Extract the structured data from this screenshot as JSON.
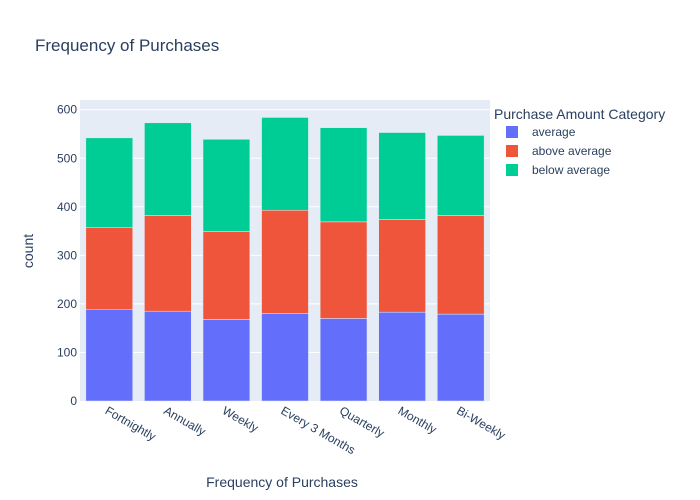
{
  "chart_data": {
    "type": "bar",
    "stacked": true,
    "title": "Frequency of Purchases",
    "xlabel": "Frequency of Purchases",
    "ylabel": "count",
    "ylim": [
      0,
      620
    ],
    "yticks": [
      0,
      100,
      200,
      300,
      400,
      500,
      600
    ],
    "categories": [
      "Fortnightly",
      "Annually",
      "Weekly",
      "Every 3 Months",
      "Quarterly",
      "Monthly",
      "Bi-Weekly"
    ],
    "legend_title": "Purchase Amount Category",
    "legend_position": "right",
    "grid": true,
    "series": [
      {
        "name": "average",
        "color": "#636efa",
        "values": [
          189,
          185,
          168,
          180,
          170,
          183,
          179
        ]
      },
      {
        "name": "above average",
        "color": "#ef553b",
        "values": [
          168,
          197,
          181,
          213,
          199,
          191,
          203
        ]
      },
      {
        "name": "below average",
        "color": "#00cc96",
        "values": [
          185,
          191,
          190,
          191,
          194,
          179,
          165
        ]
      }
    ],
    "plot_bg": "#e5ecf6"
  }
}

▬▬▬

§ **EXERCISE DIRECTIONS**: Make an exact copy of the records above, with the pictures left out.

§ **TASK RESPONSE**:
Extract the structured data from this screenshot as JSON.
{
  "chart_data": {
    "type": "bar",
    "stacked": true,
    "title": "Frequency of Purchases",
    "xlabel": "Frequency of Purchases",
    "ylabel": "count",
    "ylim": [
      0,
      620
    ],
    "yticks": [
      0,
      100,
      200,
      300,
      400,
      500,
      600
    ],
    "categories": [
      "Fortnightly",
      "Annually",
      "Weekly",
      "Every 3 Months",
      "Quarterly",
      "Monthly",
      "Bi-Weekly"
    ],
    "legend_title": "Purchase Amount Category",
    "legend_position": "right",
    "grid": true,
    "series": [
      {
        "name": "average",
        "color": "#636efa",
        "values": [
          189,
          185,
          168,
          180,
          170,
          183,
          179
        ]
      },
      {
        "name": "above average",
        "color": "#ef553b",
        "values": [
          168,
          197,
          181,
          213,
          199,
          191,
          203
        ]
      },
      {
        "name": "below average",
        "color": "#00cc96",
        "values": [
          185,
          191,
          190,
          191,
          194,
          179,
          165
        ]
      }
    ],
    "plot_bg": "#e5ecf6"
  }
}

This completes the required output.